## begin

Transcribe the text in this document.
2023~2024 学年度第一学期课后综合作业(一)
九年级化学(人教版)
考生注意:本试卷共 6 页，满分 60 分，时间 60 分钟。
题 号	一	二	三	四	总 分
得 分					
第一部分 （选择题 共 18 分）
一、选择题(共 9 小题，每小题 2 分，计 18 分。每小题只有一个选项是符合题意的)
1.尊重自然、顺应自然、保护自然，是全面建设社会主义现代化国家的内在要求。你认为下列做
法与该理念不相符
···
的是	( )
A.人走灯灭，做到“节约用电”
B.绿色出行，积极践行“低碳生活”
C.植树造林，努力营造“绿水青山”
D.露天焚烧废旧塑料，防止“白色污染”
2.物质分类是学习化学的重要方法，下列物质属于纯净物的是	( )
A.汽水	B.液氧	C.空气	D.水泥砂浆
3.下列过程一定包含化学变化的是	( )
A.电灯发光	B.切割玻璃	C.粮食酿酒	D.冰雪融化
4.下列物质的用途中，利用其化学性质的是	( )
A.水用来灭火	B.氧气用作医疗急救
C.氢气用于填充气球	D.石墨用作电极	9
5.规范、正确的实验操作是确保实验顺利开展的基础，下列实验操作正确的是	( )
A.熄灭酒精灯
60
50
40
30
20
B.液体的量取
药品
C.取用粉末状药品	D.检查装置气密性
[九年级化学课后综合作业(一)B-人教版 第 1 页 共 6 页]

## end

**Set exercise**
What is needed here is an exact reproduction of all the entries.

**Task result**
Transcribe the text in this document.
2023~2024 学年度第一学期课后综合作业(一)
九年级化学(人教版)
考生注意:本试卷共 6 页，满分 60 分，时间 60 分钟。
题 号	一	二	三	四	总 分
得 分					
第一部分 （选择题 共 18 分）
一、选择题(共 9 小题，每小题 2 分，计 18 分。每小题只有一个选项是符合题意的)
1.尊重自然、顺应自然、保护自然，是全面建设社会主义现代化国家的内在要求。你认为下列做
法与该理念不相符
···
的是	( )
A.人走灯灭，做到“节约用电”
B.绿色出行，积极践行“低碳生活”
C.植树造林，努力营造“绿水青山”
D.露天焚烧废旧塑料，防止“白色污染”
2.物质分类是学习化学的重要方法，下列物质属于纯净物的是	( )
A.汽水	B.液氧	C.空气	D.水泥砂浆
3.下列过程一定包含化学变化的是	( )
A.电灯发光	B.切割玻璃	C.粮食酿酒	D.冰雪融化
4.下列物质的用途中，利用其化学性质的是	( )
A.水用来灭火	B.氧气用作医疗急救
C.氢气用于填充气球	D.石墨用作电极	9
5.规范、正确的实验操作是确保实验顺利开展的基础，下列实验操作正确的是	( )
A.熄灭酒精灯
60
50
40
30
20
B.液体的量取
药品
C.取用粉末状药品	D.检查装置气密性
[九年级化学课后综合作业(一)B-人教版 第 1 页 共 6 页]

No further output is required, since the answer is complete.